Locate the lines that hold the string "рассчитывается". Copy every such line.

┌─ Supplied data

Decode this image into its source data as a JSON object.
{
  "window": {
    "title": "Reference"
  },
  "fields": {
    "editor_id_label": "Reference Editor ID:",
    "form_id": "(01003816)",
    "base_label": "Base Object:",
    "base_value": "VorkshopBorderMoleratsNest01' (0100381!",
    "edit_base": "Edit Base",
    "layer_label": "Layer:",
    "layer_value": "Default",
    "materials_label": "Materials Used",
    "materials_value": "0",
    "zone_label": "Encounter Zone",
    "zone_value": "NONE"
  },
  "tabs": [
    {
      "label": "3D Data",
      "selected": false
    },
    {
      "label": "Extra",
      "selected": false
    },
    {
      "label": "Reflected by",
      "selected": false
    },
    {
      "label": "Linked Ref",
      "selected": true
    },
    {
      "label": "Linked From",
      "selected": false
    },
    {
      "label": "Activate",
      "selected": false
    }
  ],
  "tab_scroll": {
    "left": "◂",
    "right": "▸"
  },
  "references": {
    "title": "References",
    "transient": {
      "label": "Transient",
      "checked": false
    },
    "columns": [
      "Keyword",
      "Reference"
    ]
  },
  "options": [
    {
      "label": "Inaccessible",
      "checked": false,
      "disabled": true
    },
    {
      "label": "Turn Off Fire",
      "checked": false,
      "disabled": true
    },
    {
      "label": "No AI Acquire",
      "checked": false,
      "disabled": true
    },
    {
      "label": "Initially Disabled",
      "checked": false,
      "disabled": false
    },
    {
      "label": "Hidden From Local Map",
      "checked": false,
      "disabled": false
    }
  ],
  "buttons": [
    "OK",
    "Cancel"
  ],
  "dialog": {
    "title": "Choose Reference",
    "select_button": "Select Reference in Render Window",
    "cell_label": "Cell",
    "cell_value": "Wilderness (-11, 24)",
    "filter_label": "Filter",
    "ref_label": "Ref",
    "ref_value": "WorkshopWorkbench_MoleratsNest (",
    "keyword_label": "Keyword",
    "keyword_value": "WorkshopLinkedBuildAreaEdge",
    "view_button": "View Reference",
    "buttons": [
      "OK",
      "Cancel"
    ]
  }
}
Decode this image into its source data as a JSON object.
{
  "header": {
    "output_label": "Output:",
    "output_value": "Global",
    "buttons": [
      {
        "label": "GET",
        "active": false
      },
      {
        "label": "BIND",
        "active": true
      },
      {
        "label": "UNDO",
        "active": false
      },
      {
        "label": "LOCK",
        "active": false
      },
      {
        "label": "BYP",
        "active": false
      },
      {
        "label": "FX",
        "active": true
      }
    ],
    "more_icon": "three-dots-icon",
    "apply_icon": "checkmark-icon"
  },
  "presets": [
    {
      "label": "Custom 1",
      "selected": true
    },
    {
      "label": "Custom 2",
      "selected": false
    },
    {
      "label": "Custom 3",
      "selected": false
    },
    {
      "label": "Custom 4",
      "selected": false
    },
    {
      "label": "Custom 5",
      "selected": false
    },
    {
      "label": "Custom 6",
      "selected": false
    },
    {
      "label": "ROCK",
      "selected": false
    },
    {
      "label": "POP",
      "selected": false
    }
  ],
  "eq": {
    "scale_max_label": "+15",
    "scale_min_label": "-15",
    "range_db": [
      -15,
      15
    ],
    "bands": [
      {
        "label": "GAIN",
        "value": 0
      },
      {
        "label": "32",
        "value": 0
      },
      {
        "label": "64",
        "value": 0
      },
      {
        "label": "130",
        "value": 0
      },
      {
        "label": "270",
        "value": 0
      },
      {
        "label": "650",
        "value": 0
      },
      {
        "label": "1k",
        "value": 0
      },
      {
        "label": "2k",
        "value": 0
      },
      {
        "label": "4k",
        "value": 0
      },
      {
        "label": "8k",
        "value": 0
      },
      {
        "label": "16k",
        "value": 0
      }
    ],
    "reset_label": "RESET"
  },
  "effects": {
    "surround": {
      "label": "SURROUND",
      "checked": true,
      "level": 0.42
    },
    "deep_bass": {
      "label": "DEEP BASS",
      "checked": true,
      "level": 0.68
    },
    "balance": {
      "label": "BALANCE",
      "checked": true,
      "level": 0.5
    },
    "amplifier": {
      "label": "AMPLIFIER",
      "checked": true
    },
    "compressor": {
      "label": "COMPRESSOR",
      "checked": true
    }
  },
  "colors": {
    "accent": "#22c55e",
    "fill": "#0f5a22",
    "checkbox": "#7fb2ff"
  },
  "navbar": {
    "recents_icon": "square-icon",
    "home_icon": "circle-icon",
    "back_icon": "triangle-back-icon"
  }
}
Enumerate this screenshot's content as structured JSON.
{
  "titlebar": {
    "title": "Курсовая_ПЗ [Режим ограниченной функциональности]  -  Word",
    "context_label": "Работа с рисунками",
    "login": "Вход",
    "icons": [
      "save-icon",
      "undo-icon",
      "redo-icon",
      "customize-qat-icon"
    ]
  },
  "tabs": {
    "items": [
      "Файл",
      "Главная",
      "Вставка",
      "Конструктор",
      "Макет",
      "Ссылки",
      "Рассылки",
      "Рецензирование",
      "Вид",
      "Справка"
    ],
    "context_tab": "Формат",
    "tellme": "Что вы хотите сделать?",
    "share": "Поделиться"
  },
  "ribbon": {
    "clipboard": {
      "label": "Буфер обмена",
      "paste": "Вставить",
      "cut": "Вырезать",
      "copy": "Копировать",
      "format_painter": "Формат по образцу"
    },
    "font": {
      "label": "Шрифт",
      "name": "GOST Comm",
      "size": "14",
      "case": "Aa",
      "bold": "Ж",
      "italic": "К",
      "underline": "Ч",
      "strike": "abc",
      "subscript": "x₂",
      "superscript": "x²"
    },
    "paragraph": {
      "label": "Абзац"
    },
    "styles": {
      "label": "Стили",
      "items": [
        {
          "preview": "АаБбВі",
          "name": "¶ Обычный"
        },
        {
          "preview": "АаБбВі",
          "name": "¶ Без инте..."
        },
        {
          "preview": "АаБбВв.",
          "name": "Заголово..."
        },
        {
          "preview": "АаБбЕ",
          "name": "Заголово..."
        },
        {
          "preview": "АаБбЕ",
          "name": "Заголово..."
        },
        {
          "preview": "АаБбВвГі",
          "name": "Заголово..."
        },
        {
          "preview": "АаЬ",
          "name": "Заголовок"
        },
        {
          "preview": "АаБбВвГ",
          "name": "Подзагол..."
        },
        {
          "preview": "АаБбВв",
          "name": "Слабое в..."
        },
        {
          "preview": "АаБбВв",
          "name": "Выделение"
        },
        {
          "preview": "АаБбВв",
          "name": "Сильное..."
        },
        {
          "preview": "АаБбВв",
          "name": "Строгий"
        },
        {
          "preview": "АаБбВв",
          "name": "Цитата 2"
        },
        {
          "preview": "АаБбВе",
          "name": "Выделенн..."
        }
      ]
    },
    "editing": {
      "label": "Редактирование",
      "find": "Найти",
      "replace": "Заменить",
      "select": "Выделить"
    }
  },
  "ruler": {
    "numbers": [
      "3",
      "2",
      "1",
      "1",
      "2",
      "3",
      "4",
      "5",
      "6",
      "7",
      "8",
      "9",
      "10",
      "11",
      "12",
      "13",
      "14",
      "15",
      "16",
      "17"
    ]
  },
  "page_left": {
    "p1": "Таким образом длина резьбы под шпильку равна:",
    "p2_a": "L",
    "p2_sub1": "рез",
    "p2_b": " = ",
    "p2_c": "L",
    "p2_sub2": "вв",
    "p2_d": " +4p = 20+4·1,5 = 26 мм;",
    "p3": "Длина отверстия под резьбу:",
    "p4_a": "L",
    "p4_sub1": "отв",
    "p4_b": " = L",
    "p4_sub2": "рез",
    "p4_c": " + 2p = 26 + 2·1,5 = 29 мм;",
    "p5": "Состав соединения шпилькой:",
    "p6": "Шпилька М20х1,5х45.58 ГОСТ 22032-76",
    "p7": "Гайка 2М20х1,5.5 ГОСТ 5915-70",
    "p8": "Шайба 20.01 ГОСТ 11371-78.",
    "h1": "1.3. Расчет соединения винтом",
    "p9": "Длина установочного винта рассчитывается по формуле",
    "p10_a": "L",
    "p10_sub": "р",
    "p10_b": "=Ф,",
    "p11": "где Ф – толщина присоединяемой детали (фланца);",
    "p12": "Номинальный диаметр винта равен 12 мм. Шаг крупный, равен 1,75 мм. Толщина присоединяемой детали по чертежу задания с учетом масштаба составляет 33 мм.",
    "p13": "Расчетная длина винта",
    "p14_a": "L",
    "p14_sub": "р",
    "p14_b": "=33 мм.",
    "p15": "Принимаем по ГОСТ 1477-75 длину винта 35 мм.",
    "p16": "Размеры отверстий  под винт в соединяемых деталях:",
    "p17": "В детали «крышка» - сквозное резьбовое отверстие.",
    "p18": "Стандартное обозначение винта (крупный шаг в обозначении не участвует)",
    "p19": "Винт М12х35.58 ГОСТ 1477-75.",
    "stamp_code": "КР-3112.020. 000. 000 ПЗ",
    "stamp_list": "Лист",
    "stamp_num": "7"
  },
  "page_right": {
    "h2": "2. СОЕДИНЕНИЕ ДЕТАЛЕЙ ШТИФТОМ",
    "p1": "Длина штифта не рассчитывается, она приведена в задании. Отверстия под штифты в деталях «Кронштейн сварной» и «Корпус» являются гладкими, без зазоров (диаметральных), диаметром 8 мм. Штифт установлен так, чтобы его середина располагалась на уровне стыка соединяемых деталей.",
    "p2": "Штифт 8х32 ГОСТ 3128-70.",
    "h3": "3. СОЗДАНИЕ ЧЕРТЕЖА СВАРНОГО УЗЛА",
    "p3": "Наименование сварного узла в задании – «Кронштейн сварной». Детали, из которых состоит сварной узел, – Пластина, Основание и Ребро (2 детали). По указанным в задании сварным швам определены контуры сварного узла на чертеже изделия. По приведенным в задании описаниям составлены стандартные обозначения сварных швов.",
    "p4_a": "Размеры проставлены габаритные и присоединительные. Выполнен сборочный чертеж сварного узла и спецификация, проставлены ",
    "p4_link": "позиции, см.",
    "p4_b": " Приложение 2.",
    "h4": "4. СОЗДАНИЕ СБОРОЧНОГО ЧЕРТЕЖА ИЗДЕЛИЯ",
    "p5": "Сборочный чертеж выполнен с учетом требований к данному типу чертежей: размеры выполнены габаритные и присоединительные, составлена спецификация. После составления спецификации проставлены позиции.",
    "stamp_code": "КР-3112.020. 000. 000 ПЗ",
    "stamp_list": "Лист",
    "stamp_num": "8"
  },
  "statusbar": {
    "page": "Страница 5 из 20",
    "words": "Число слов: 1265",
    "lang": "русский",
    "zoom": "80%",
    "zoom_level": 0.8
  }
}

└─

*Worked answer*
    "p9": "Длина установочного винта рассчитывается по формуле",
    "p1": "Длина штифта не рассчитывается, она приведена в задании. Отверстия под штифты в деталях «Кронштейн сварной» и «Корпус» являются гладкими, без зазоров (диаметральных), диаметром 8 мм. Штифт установлен так, чтобы его середина располагалась на уровне стыка соединяемых деталей.",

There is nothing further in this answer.